**GOAL:**
Repeat every line below exactly as it reads.

**ENTRIES SUPPLIED:**

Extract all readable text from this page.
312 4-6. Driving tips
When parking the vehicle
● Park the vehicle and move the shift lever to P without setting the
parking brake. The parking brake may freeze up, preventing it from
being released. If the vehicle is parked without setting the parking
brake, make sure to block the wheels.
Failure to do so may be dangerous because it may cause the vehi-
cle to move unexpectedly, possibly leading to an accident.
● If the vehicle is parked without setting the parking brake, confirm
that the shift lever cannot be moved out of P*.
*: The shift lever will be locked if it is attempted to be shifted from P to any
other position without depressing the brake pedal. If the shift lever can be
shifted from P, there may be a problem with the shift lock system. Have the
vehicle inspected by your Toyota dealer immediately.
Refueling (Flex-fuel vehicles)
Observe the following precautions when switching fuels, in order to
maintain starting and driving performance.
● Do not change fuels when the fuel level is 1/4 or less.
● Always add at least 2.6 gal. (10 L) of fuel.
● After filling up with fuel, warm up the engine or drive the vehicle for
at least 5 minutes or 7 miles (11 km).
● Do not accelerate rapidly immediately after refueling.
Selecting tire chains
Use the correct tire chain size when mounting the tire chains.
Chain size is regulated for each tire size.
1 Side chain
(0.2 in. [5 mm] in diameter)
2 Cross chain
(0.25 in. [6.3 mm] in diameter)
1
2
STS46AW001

**TASK ANSWER:**
Extract all readable text from this page.
312 4-6. Driving tips
When parking the vehicle
● Park the vehicle and move the shift lever to P without setting the
parking brake. The parking brake may freeze up, preventing it from
being released. If the vehicle is parked without setting the parking
brake, make sure to block the wheels.
Failure to do so may be dangerous because it may cause the vehi-
cle to move unexpectedly, possibly leading to an accident.
● If the vehicle is parked without setting the parking brake, confirm
that the shift lever cannot be moved out of P*.
*: The shift lever will be locked if it is attempted to be shifted from P to any
other position without depressing the brake pedal. If the shift lever can be
shifted from P, there may be a problem with the shift lock system. Have the
vehicle inspected by your Toyota dealer immediately.
Refueling (Flex-fuel vehicles)
Observe the following precautions when switching fuels, in order to
maintain starting and driving performance.
● Do not change fuels when the fuel level is 1/4 or less.
● Always add at least 2.6 gal. (10 L) of fuel.
● After filling up with fuel, warm up the engine or drive the vehicle for
at least 5 minutes or 7 miles (11 km).
● Do not accelerate rapidly immediately after refueling.
Selecting tire chains
Use the correct tire chain size when mounting the tire chains.
Chain size is regulated for each tire size.
1 Side chain
(0.2 in. [5 mm] in diameter)
2 Cross chain
(0.25 in. [6.3 mm] in diameter)
1
2
STS46AW001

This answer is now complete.